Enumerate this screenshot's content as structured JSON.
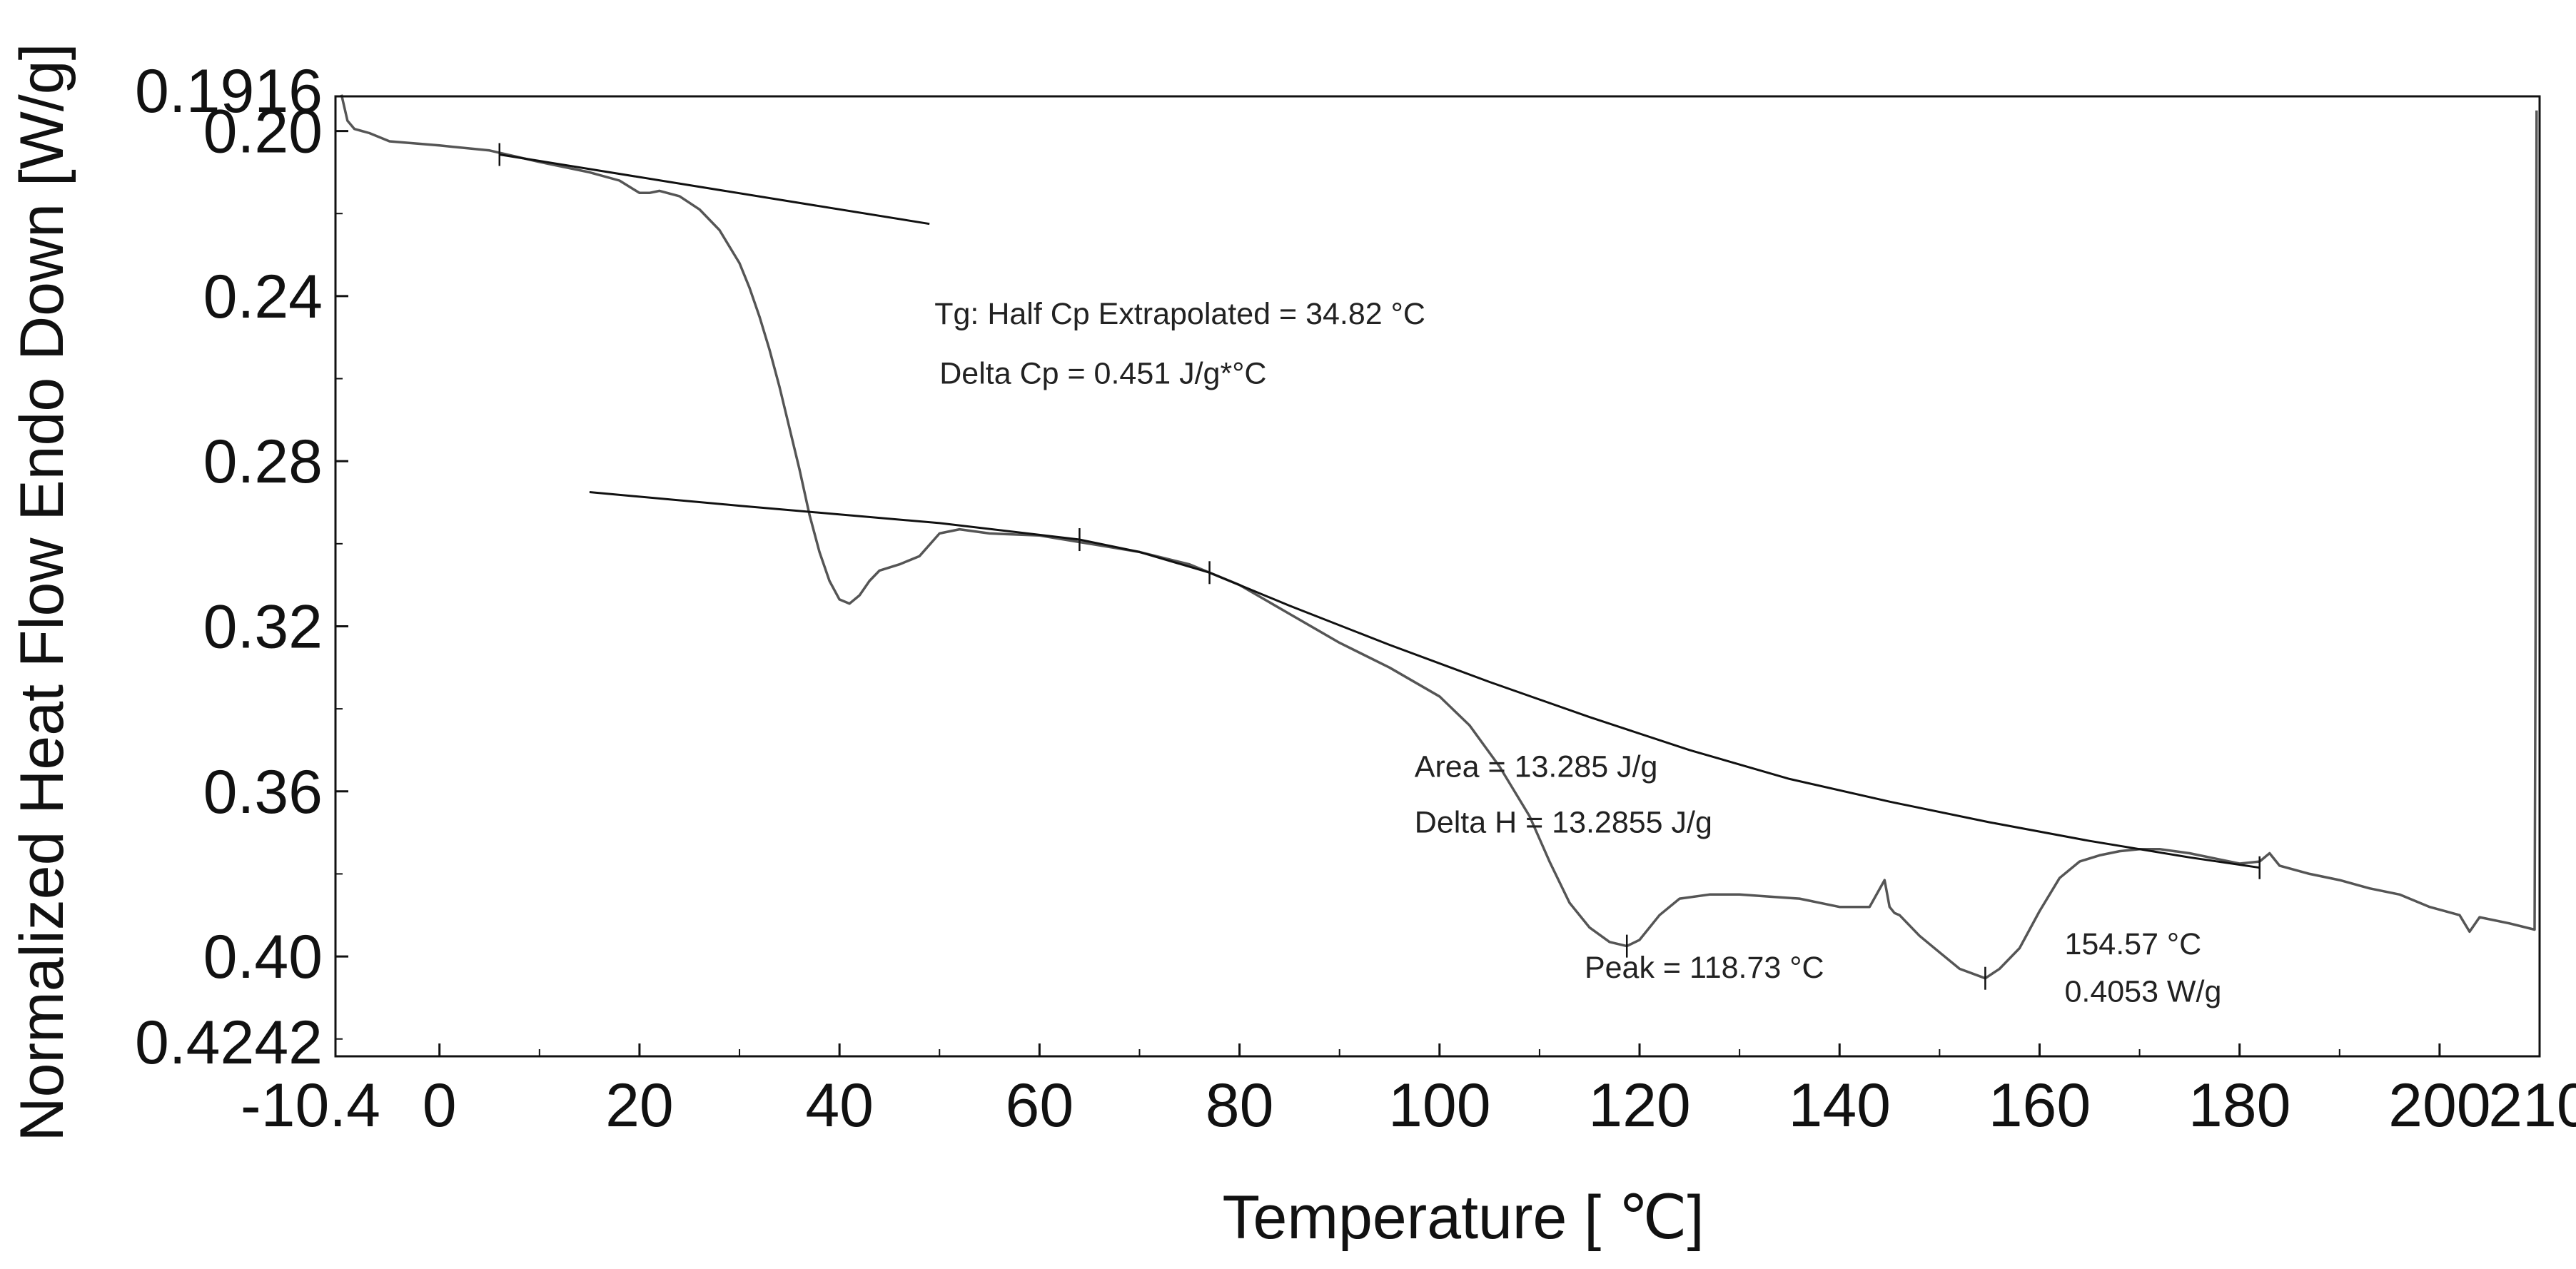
{
  "chart_data": {
    "type": "line",
    "title": "",
    "xlabel": "Temperature [ ℃]",
    "ylabel": "Normalized Heat Flow Endo Down [W/g]",
    "xlim": [
      -10.4,
      210
    ],
    "ylim": [
      0.1916,
      0.4242
    ],
    "y_inverted": true,
    "grid": false,
    "x_ticks": [
      -10.4,
      0,
      20,
      40,
      60,
      80,
      100,
      120,
      140,
      160,
      180,
      200,
      210
    ],
    "x_tick_labels": [
      "-10.4",
      "0",
      "20",
      "40",
      "60",
      "80",
      "100",
      "120",
      "140",
      "160",
      "180",
      "200",
      "210"
    ],
    "y_ticks": [
      0.1916,
      0.2,
      0.24,
      0.28,
      0.32,
      0.36,
      0.4,
      0.4242
    ],
    "y_tick_labels": [
      "0.1916",
      "0.20",
      "0.24",
      "0.28",
      "0.32",
      "0.36",
      "0.40",
      "0.4242"
    ],
    "series": [
      {
        "name": "Heat flow",
        "color": "#555555",
        "x": [
          -9.8,
          -9.2,
          -8.5,
          -7,
          -5,
          0,
          5,
          10,
          15,
          18,
          20,
          21,
          22,
          24,
          26,
          28,
          30,
          31,
          32,
          33,
          34,
          35,
          36,
          37,
          38,
          39,
          40,
          41,
          42,
          43,
          44,
          46,
          48,
          50,
          52,
          55,
          60,
          65,
          70,
          75,
          80,
          85,
          90,
          95,
          100,
          103,
          106,
          109,
          111,
          113,
          115,
          117,
          118.73,
          120,
          122,
          124,
          127,
          130,
          133,
          136,
          140,
          143,
          144.5,
          145,
          145.5,
          146,
          148,
          150,
          152,
          154.57,
          156,
          158,
          160,
          162,
          164,
          166,
          168,
          170,
          172,
          175,
          178,
          180,
          182,
          183,
          184,
          187,
          190,
          193,
          196,
          199,
          202,
          203,
          204,
          207,
          209.5,
          209.6,
          209.7
        ],
        "y": [
          0.1912,
          0.1975,
          0.1995,
          0.2005,
          0.2025,
          0.2035,
          0.2047,
          0.2075,
          0.21,
          0.212,
          0.215,
          0.215,
          0.2145,
          0.2158,
          0.219,
          0.224,
          0.232,
          0.238,
          0.245,
          0.253,
          0.262,
          0.272,
          0.282,
          0.293,
          0.302,
          0.309,
          0.3135,
          0.3145,
          0.3125,
          0.309,
          0.3065,
          0.305,
          0.303,
          0.2975,
          0.2965,
          0.2975,
          0.298,
          0.3,
          0.302,
          0.305,
          0.31,
          0.317,
          0.324,
          0.33,
          0.337,
          0.344,
          0.354,
          0.366,
          0.377,
          0.387,
          0.393,
          0.3965,
          0.3975,
          0.396,
          0.39,
          0.386,
          0.385,
          0.385,
          0.3855,
          0.386,
          0.388,
          0.388,
          0.3815,
          0.388,
          0.3895,
          0.39,
          0.395,
          0.399,
          0.403,
          0.4053,
          0.403,
          0.398,
          0.389,
          0.381,
          0.377,
          0.3755,
          0.3745,
          0.374,
          0.374,
          0.375,
          0.3765,
          0.3775,
          0.377,
          0.375,
          0.378,
          0.38,
          0.3815,
          0.3835,
          0.385,
          0.388,
          0.39,
          0.394,
          0.3905,
          0.392,
          0.3935,
          0.32,
          0.195
        ]
      },
      {
        "name": "Glass transition baseline",
        "color": "#111111",
        "x": [
          6,
          49
        ],
        "y": [
          0.2057,
          0.2225
        ]
      },
      {
        "name": "Melting baseline",
        "color": "#111111",
        "x": [
          15,
          30,
          50,
          64,
          70,
          77,
          85,
          95,
          105,
          115,
          125,
          135,
          145,
          155,
          165,
          175,
          182
        ],
        "y": [
          0.2875,
          0.2908,
          0.295,
          0.299,
          0.302,
          0.307,
          0.315,
          0.3245,
          0.3335,
          0.342,
          0.35,
          0.357,
          0.3625,
          0.3675,
          0.372,
          0.376,
          0.3785
        ]
      }
    ],
    "tick_marks": [
      {
        "x": 6,
        "y": 0.2057
      },
      {
        "x": 64,
        "y": 0.299
      },
      {
        "x": 77,
        "y": 0.307
      },
      {
        "x": 118.73,
        "y": 0.3975
      },
      {
        "x": 154.57,
        "y": 0.4053
      },
      {
        "x": 182,
        "y": 0.3785
      }
    ],
    "annotations": [
      {
        "text": "Tg: Half Cp Extrapolated = 34.82 °C",
        "x": 49.5,
        "y": 0.2468
      },
      {
        "text": "Delta Cp = 0.451 J/g*°C",
        "x": 50,
        "y": 0.2612
      },
      {
        "text": "Area = 13.285 J/g",
        "x": 97.5,
        "y": 0.3565
      },
      {
        "text": "Delta H = 13.2855 J/g",
        "x": 97.5,
        "y": 0.37
      },
      {
        "text": "Peak = 118.73 °C",
        "x": 114.5,
        "y": 0.4052
      },
      {
        "text": "154.57 °C",
        "x": 162.5,
        "y": 0.3995
      },
      {
        "text": "0.4053 W/g",
        "x": 162.5,
        "y": 0.411
      }
    ]
  }
}
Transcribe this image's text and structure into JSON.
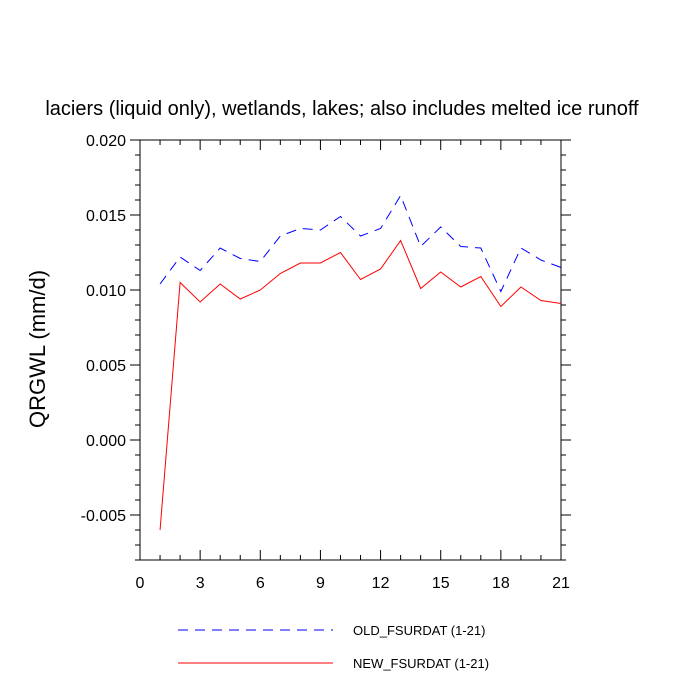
{
  "chart_data": {
    "type": "line",
    "title": "laciers (liquid only), wetlands, lakes; also includes melted ice runoff",
    "xlabel": "",
    "ylabel": "QRGWL  (mm/d)",
    "xlim": [
      0,
      21
    ],
    "ylim": [
      -0.008,
      0.02
    ],
    "x_ticks": [
      "0",
      "3",
      "6",
      "9",
      "12",
      "15",
      "18",
      "21"
    ],
    "y_ticks": [
      "-0.005",
      "0.000",
      "0.005",
      "0.010",
      "0.015",
      "0.020"
    ],
    "legend_position": "bottom",
    "x": [
      1,
      2,
      3,
      4,
      5,
      6,
      7,
      8,
      9,
      10,
      11,
      12,
      13,
      14,
      15,
      16,
      17,
      18,
      19,
      20,
      21
    ],
    "series": [
      {
        "name": "OLD_FSURDAT (1-21)",
        "color": "#0000ff",
        "style": "dashed",
        "values": [
          0.0104,
          0.0122,
          0.0113,
          0.0128,
          0.0121,
          0.0119,
          0.0136,
          0.0141,
          0.014,
          0.0149,
          0.0136,
          0.0141,
          0.0163,
          0.0129,
          0.0142,
          0.0129,
          0.0128,
          0.0099,
          0.0128,
          0.012,
          0.0115
        ]
      },
      {
        "name": "NEW_FSURDAT (1-21)",
        "color": "#ff0000",
        "style": "solid",
        "values": [
          -0.006,
          0.0105,
          0.0092,
          0.0104,
          0.0094,
          0.01,
          0.0111,
          0.0118,
          0.0118,
          0.0125,
          0.0107,
          0.0114,
          0.0133,
          0.0101,
          0.0112,
          0.0102,
          0.0109,
          0.0089,
          0.0102,
          0.0093,
          0.0091
        ]
      }
    ]
  }
}
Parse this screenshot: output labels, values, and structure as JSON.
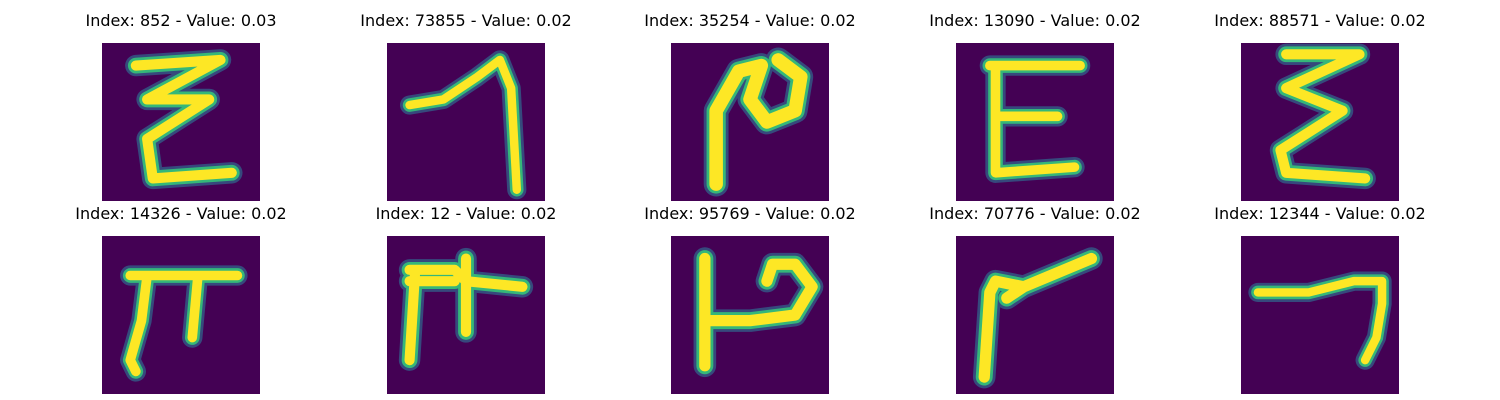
{
  "figure": {
    "colormap": "viridis",
    "background_color": "#440154",
    "stroke_color_core": "#fde725",
    "stroke_color_edge": "#35b779",
    "stroke_color_outer": "#31688e"
  },
  "samples": [
    {
      "title": "Index: 852 - Value: 0.03",
      "glyph": "zeta-like"
    },
    {
      "title": "Index: 73855 - Value: 0.02",
      "glyph": "seven-like"
    },
    {
      "title": "Index: 35254 - Value: 0.02",
      "glyph": "hooked-n"
    },
    {
      "title": "Index: 13090 - Value: 0.02",
      "glyph": "epsilon-e"
    },
    {
      "title": "Index: 88571 - Value: 0.02",
      "glyph": "sigma-e"
    },
    {
      "title": "Index: 14326 - Value: 0.02",
      "glyph": "pi-like"
    },
    {
      "title": "Index: 12 - Value: 0.02",
      "glyph": "pi-cross"
    },
    {
      "title": "Index: 95769 - Value: 0.02",
      "glyph": "reversed-p"
    },
    {
      "title": "Index: 70776 - Value: 0.02",
      "glyph": "check-v"
    },
    {
      "title": "Index: 12344 - Value: 0.02",
      "glyph": "seven-thin"
    }
  ]
}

> _Task_: Locate and copy each line in the data above that includes the word "name".

> _The completed task_:
        "name": "Heat flow",
        "name": "Glass transition baseline",
        "name": "Melting baseline",
        "name": "OLD_FSURDAT (1-21)",
        "name": "NEW_FSURDAT (1-21)",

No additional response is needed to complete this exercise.